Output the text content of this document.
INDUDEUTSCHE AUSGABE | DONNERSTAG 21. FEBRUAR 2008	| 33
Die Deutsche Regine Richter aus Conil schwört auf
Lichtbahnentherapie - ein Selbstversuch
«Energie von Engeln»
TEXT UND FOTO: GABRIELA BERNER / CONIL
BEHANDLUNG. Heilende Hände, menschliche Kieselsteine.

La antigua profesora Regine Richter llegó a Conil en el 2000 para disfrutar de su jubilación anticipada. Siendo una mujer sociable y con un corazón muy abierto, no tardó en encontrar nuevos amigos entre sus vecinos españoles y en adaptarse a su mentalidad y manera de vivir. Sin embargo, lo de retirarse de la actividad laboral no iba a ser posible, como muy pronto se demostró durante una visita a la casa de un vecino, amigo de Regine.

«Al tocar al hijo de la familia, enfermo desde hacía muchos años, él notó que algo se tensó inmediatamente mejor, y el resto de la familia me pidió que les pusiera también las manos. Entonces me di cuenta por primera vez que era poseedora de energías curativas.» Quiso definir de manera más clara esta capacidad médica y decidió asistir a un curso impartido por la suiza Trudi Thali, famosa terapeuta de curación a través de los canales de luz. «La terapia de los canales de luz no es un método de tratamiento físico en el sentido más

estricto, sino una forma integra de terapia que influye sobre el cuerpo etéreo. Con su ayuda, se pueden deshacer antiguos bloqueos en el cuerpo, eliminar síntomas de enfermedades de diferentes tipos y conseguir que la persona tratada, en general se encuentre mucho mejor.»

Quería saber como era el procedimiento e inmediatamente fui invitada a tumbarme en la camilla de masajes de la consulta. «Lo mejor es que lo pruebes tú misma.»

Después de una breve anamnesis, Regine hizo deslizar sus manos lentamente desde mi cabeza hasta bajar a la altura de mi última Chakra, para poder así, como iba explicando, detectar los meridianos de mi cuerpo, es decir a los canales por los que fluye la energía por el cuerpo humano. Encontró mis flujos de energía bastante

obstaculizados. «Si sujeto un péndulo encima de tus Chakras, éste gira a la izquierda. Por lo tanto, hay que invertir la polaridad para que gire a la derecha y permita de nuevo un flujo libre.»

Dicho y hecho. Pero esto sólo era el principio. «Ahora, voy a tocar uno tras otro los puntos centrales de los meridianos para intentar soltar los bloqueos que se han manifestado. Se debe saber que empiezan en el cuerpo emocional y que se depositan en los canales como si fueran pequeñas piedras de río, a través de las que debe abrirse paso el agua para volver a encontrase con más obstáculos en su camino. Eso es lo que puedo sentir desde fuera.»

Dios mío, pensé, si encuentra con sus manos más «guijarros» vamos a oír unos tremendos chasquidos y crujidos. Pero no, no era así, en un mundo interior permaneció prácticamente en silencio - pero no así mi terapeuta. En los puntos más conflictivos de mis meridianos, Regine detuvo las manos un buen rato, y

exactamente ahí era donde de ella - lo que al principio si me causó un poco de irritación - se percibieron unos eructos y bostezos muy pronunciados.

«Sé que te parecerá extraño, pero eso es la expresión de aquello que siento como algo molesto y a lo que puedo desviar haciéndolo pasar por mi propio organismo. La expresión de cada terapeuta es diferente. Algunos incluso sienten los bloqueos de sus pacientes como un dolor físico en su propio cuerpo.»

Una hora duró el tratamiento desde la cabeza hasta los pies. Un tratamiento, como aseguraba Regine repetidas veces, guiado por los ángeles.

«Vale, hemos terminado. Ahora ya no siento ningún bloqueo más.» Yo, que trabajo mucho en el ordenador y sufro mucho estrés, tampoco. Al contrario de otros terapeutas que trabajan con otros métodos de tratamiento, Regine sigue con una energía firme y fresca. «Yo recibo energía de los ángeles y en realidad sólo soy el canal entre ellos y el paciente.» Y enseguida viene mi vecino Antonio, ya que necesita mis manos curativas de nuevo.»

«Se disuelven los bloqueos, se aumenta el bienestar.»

■ ■ ■ ■ ■

Problem to solve: Scan the lines for the string "algo". Pick out every line that has it.

Full answer:
«Al tocar al hijo de la familia, enfermo desde hacía muchos años, él notó que algo se tensó inmediatamente mejor, y el resto de la familia me pidió que les pusiera también las manos. Entonces me di cuenta por primera vez que era poseedora de energías curativas.» Quiso definir de manera más clara esta capacidad médica y decidió asistir a un curso impartido por la suiza Trudi Thali, famosa terapeuta de curación a través de los canales de luz. «La terapia de los canales de luz no es un método de tratamiento físico en el sentido más
«Sé que te parecerá extraño, pero eso es la expresión de aquello que siento como algo molesto y a lo que puedo desviar haciéndolo pasar por mi propio organismo. La expresión de cada terapeuta es diferente. Algunos incluso sienten los bloqueos de sus pacientes como un dolor físico en su propio cuerpo.»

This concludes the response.